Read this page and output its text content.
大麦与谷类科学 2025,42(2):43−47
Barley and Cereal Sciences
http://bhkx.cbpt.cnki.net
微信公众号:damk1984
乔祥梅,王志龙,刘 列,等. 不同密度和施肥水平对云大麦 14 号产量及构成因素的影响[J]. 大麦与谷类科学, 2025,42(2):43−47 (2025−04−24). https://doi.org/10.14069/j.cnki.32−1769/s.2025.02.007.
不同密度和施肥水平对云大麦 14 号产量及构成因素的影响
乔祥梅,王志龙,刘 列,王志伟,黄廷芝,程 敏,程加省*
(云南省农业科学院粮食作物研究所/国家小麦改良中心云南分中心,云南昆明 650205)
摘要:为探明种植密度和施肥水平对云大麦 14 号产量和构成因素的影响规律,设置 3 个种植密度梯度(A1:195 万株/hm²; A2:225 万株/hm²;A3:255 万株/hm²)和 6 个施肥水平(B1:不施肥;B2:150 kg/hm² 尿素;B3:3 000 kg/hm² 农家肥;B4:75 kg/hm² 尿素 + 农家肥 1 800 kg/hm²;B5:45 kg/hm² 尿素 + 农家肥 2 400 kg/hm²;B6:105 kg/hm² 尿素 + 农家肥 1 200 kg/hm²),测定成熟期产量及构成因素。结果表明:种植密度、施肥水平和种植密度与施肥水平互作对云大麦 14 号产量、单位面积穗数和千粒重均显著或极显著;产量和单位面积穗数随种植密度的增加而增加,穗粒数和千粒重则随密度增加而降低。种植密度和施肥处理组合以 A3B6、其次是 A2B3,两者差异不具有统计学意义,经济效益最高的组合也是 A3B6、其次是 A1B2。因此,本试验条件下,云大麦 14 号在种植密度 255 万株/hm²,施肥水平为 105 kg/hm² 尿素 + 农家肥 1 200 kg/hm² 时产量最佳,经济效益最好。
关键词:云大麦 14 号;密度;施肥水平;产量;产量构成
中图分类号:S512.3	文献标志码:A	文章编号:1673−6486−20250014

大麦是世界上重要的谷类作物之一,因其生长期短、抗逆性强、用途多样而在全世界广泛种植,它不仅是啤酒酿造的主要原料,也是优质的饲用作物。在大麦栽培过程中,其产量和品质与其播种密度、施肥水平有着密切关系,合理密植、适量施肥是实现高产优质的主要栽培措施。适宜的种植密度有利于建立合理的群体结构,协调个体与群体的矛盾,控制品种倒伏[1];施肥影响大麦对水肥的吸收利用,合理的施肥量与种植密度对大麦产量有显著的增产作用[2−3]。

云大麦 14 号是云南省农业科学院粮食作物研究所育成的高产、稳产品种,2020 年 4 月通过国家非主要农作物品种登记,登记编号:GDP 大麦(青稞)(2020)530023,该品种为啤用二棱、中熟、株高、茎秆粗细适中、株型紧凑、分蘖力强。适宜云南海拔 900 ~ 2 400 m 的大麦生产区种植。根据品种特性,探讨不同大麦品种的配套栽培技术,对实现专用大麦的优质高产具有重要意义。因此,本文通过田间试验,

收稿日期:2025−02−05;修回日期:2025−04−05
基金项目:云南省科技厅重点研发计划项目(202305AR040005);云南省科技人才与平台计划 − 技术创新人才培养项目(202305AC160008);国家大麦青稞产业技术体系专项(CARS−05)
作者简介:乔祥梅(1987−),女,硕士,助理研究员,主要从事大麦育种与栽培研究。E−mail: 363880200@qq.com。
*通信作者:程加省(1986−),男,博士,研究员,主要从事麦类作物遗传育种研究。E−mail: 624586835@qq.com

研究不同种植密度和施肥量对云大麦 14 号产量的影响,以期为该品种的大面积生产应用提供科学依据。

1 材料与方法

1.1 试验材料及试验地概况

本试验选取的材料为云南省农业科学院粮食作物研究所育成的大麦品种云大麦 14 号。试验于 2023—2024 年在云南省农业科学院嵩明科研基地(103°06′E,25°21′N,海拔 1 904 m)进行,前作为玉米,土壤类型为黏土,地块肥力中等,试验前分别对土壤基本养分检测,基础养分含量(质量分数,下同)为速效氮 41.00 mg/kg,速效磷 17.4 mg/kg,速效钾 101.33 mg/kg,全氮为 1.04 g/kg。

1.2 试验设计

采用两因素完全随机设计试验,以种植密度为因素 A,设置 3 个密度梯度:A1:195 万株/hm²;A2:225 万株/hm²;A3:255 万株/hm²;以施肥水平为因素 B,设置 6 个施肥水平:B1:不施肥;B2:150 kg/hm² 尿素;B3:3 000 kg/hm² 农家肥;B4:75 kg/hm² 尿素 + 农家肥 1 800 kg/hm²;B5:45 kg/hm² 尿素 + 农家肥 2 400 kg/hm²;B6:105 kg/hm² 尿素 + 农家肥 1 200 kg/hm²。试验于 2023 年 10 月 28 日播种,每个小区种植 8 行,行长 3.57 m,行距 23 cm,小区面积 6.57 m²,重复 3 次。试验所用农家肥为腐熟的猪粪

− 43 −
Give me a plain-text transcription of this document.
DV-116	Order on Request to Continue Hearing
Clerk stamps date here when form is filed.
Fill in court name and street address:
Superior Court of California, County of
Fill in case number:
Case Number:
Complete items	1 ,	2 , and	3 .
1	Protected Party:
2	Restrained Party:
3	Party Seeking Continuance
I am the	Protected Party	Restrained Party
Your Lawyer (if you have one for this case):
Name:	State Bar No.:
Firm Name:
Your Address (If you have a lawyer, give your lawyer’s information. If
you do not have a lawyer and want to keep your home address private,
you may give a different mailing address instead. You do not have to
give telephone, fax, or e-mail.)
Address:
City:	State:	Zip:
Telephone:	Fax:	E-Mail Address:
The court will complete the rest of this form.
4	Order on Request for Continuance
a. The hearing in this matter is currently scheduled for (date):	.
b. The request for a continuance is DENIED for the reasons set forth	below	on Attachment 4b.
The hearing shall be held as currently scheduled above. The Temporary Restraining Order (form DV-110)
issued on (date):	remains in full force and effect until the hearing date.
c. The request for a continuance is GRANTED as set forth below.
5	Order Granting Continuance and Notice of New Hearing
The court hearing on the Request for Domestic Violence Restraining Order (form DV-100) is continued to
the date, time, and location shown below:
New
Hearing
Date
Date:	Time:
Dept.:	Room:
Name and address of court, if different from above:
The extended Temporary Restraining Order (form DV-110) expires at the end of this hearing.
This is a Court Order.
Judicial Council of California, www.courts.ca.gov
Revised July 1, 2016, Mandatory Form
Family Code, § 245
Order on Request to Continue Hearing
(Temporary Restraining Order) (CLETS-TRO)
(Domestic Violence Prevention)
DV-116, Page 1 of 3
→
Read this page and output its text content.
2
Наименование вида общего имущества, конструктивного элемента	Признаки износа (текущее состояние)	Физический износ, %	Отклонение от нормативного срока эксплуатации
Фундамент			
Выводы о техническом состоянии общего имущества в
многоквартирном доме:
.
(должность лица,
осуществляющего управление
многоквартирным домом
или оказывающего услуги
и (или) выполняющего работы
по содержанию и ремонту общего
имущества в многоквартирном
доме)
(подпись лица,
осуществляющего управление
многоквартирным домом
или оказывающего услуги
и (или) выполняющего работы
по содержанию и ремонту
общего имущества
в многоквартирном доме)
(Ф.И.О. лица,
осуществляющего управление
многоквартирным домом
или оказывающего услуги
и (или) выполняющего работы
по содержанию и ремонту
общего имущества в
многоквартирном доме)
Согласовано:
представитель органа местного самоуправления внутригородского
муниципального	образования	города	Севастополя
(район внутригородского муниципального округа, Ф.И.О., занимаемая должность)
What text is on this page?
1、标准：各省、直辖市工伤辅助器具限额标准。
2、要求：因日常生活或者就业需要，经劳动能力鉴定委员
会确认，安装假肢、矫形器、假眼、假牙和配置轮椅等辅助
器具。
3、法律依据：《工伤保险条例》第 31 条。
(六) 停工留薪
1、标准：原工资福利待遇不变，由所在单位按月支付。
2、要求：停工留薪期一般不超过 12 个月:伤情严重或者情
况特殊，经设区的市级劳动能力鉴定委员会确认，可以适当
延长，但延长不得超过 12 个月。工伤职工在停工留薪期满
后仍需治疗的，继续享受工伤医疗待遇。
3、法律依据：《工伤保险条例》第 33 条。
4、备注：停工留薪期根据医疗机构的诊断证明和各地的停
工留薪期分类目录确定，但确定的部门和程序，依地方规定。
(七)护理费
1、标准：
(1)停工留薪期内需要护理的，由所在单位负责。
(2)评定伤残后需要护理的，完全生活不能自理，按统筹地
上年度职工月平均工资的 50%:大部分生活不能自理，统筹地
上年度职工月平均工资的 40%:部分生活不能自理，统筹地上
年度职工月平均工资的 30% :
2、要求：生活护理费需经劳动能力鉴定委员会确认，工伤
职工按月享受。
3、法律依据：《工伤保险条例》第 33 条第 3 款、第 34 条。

> [EXERCISE OBJECTIVE]:
Every line of the listing that holds "have" is to be counted; give only the resulting number.

> [THE RESPONSE]:
4